The expected output is every entry, copied exactly.

[[ Supplied records open ]]

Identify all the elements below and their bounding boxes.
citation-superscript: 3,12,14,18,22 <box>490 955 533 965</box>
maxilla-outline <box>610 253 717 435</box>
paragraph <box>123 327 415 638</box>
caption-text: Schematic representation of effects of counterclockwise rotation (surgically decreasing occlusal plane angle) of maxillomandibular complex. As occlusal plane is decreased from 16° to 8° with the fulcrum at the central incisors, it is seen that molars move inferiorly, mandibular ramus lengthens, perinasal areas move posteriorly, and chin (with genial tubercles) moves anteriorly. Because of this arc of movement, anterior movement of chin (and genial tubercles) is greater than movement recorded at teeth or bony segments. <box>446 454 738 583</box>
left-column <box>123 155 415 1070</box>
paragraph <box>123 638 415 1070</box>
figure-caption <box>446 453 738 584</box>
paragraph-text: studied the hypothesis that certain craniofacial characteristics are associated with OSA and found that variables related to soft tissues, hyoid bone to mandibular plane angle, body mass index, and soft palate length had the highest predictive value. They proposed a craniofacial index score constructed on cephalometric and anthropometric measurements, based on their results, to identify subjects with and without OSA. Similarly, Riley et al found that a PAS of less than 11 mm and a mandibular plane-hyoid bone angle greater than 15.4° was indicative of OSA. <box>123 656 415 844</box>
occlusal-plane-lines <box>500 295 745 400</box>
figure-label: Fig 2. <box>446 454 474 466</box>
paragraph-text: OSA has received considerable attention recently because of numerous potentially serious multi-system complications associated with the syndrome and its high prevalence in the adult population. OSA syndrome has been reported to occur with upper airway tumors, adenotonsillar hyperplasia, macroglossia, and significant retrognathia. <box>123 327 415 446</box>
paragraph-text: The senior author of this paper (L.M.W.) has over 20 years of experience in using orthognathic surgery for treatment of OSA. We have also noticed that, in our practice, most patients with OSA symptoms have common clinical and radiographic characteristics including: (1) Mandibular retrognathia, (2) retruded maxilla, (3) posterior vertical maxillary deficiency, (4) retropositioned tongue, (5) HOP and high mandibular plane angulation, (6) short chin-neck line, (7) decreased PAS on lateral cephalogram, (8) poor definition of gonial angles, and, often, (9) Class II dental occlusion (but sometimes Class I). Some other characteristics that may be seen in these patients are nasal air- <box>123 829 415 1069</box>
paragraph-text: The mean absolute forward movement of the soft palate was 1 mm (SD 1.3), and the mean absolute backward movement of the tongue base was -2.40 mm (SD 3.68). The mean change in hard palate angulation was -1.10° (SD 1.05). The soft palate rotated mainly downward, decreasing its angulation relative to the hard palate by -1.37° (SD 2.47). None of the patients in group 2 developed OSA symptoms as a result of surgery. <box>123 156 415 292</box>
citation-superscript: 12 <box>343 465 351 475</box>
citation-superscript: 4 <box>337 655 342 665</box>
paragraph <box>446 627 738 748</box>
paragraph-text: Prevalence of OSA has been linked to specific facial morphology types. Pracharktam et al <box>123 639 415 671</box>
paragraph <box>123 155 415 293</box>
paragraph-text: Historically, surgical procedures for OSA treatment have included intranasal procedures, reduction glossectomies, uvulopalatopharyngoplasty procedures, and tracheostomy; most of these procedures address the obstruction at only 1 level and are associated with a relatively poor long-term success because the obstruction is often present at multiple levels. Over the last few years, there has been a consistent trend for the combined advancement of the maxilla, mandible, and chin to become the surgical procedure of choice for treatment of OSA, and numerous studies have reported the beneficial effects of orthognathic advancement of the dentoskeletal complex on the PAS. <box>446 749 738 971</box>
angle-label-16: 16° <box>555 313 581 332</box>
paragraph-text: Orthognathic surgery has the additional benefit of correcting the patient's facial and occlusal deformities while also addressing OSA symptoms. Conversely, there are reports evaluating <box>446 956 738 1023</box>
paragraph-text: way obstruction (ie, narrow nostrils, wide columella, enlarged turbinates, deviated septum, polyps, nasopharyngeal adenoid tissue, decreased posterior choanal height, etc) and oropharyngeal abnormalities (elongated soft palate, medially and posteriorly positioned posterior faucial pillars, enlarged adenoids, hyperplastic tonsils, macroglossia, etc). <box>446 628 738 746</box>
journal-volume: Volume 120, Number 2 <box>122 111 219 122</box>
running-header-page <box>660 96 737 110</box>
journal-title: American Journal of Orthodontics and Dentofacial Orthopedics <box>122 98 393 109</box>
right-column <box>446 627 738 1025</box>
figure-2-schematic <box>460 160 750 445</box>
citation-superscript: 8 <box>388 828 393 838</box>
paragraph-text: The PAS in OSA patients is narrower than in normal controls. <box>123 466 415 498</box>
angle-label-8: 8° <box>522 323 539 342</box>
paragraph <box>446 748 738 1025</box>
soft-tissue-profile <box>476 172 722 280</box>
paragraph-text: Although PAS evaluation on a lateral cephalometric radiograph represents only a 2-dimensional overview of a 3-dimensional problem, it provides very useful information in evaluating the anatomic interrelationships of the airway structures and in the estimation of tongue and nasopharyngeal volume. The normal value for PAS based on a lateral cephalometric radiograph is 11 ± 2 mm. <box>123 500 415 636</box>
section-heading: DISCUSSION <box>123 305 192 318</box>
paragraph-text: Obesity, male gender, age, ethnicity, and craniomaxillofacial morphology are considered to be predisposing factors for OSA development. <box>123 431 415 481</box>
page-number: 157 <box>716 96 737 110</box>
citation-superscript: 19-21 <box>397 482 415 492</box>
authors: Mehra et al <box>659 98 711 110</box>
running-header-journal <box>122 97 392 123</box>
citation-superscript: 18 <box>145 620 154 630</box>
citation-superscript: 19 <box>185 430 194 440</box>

[[ Supplied records closed ]]

* [Answer to the problem]:
Identify all the elements below and their bounding boxes.
citation-superscript: 3,12,14,18,22 <box>490 955 533 965</box>
maxilla-outline <box>610 253 717 435</box>
paragraph <box>123 327 415 638</box>
caption-text: Schematic representation of effects of counterclockwise rotation (surgically decreasing occlusal plane angle) of maxillomandibular complex. As occlusal plane is decreased from 16° to 8° with the fulcrum at the central incisors, it is seen that molars move inferiorly, mandibular ramus lengthens, perinasal areas move posteriorly, and chin (with genial tubercles) moves anteriorly. Because of this arc of movement, anterior movement of chin (and genial tubercles) is greater than movement recorded at teeth or bony segments. <box>446 454 738 583</box>
left-column <box>123 155 415 1070</box>
paragraph <box>123 638 415 1070</box>
figure-caption <box>446 453 738 584</box>
paragraph-text: studied the hypothesis that certain craniofacial characteristics are associated with OSA and found that variables related to soft tissues, hyoid bone to mandibular plane angle, body mass index, and soft palate length had the highest predictive value. They proposed a craniofacial index score constructed on cephalometric and anthropometric measurements, based on their results, to identify subjects with and without OSA. Similarly, Riley et al found that a PAS of less than 11 mm and a mandibular plane-hyoid bone angle greater than 15.4° was indicative of OSA. <box>123 656 415 844</box>
occlusal-plane-lines <box>500 295 745 400</box>
figure-label: Fig 2. <box>446 454 474 466</box>
paragraph-text: OSA has received considerable attention recently because of numerous potentially serious multi-system complications associated with the syndrome and its high prevalence in the adult population. OSA syndrome has been reported to occur with upper airway tumors, adenotonsillar hyperplasia, macroglossia, and significant retrognathia. <box>123 327 415 446</box>
paragraph-text: The senior author of this paper (L.M.W.) has over 20 years of experience in using orthognathic surgery for treatment of OSA. We have also noticed that, in our practice, most patients with OSA symptoms have common clinical and radiographic characteristics including: (1) Mandibular retrognathia, (2) retruded maxilla, (3) posterior vertical maxillary deficiency, (4) retropositioned tongue, (5) HOP and high mandibular plane angulation, (6) short chin-neck line, (7) decreased PAS on lateral cephalogram, (8) poor definition of gonial angles, and, often, (9) Class II dental occlusion (but sometimes Class I). Some other characteristics that may be seen in these patients are nasal air- <box>123 829 415 1069</box>
paragraph-text: The mean absolute forward movement of the soft palate was 1 mm (SD 1.3), and the mean absolute backward movement of the tongue base was -2.40 mm (SD 3.68). The mean change in hard palate angulation was -1.10° (SD 1.05). The soft palate rotated mainly downward, decreasing its angulation relative to the hard palate by -1.37° (SD 2.47). None of the patients in group 2 developed OSA symptoms as a result of surgery. <box>123 156 415 292</box>
citation-superscript: 12 <box>343 465 351 475</box>
citation-superscript: 4 <box>337 655 342 665</box>
paragraph <box>446 627 738 748</box>
paragraph-text: Prevalence of OSA has been linked to specific facial morphology types. Pracharktam et al <box>123 639 415 671</box>
paragraph <box>123 155 415 293</box>
paragraph-text: Historically, surgical procedures for OSA treatment have included intranasal procedures, reduction glossectomies, uvulopalatopharyngoplasty procedures, and tracheostomy; most of these procedures address the obstruction at only 1 level and are associated with a relatively poor long-term success because the obstruction is often present at multiple levels. Over the last few years, there has been a consistent trend for the combined advancement of the maxilla, mandible, and chin to become the surgical procedure of choice for treatment of OSA, and numerous studies have reported the beneficial effects of orthognathic advancement of the dentoskeletal complex on the PAS. <box>446 749 738 971</box>
angle-label-16: 16° <box>555 313 581 332</box>
paragraph-text: Orthognathic surgery has the additional benefit of correcting the patient's facial and occlusal deformities while also addressing OSA symptoms. Conversely, there are reports evaluating <box>446 956 738 1023</box>
paragraph-text: way obstruction (ie, narrow nostrils, wide columella, enlarged turbinates, deviated septum, polyps, nasopharyngeal adenoid tissue, decreased posterior choanal height, etc) and oropharyngeal abnormalities (elongated soft palate, medially and posteriorly positioned posterior faucial pillars, enlarged adenoids, hyperplastic tonsils, macroglossia, etc). <box>446 628 738 746</box>
journal-volume: Volume 120, Number 2 <box>122 111 219 122</box>
running-header-page <box>660 96 737 110</box>
journal-title: American Journal of Orthodontics and Dentofacial Orthopedics <box>122 98 393 109</box>
right-column <box>446 627 738 1025</box>
figure-2-schematic <box>460 160 750 445</box>
citation-superscript: 8 <box>388 828 393 838</box>
paragraph-text: The PAS in OSA patients is narrower than in normal controls. <box>123 466 415 498</box>
angle-label-8: 8° <box>522 323 539 342</box>
paragraph <box>446 748 738 1025</box>
soft-tissue-profile <box>476 172 722 280</box>
paragraph-text: Although PAS evaluation on a lateral cephalometric radiograph represents only a 2-dimensional overview of a 3-dimensional problem, it provides very useful information in evaluating the anatomic interrelationships of the airway structures and in the estimation of tongue and nasopharyngeal volume. The normal value for PAS based on a lateral cephalometric radiograph is 11 ± 2 mm. <box>123 500 415 636</box>
section-heading: DISCUSSION <box>123 305 192 318</box>
paragraph-text: Obesity, male gender, age, ethnicity, and craniomaxillofacial morphology are considered to be predisposing factors for OSA development. <box>123 431 415 481</box>
page-number: 157 <box>716 96 737 110</box>
citation-superscript: 19-21 <box>397 482 415 492</box>
authors: Mehra et al <box>659 98 711 110</box>
running-header-journal <box>122 97 392 123</box>
citation-superscript: 18 <box>145 620 154 630</box>
citation-superscript: 19 <box>185 430 194 440</box>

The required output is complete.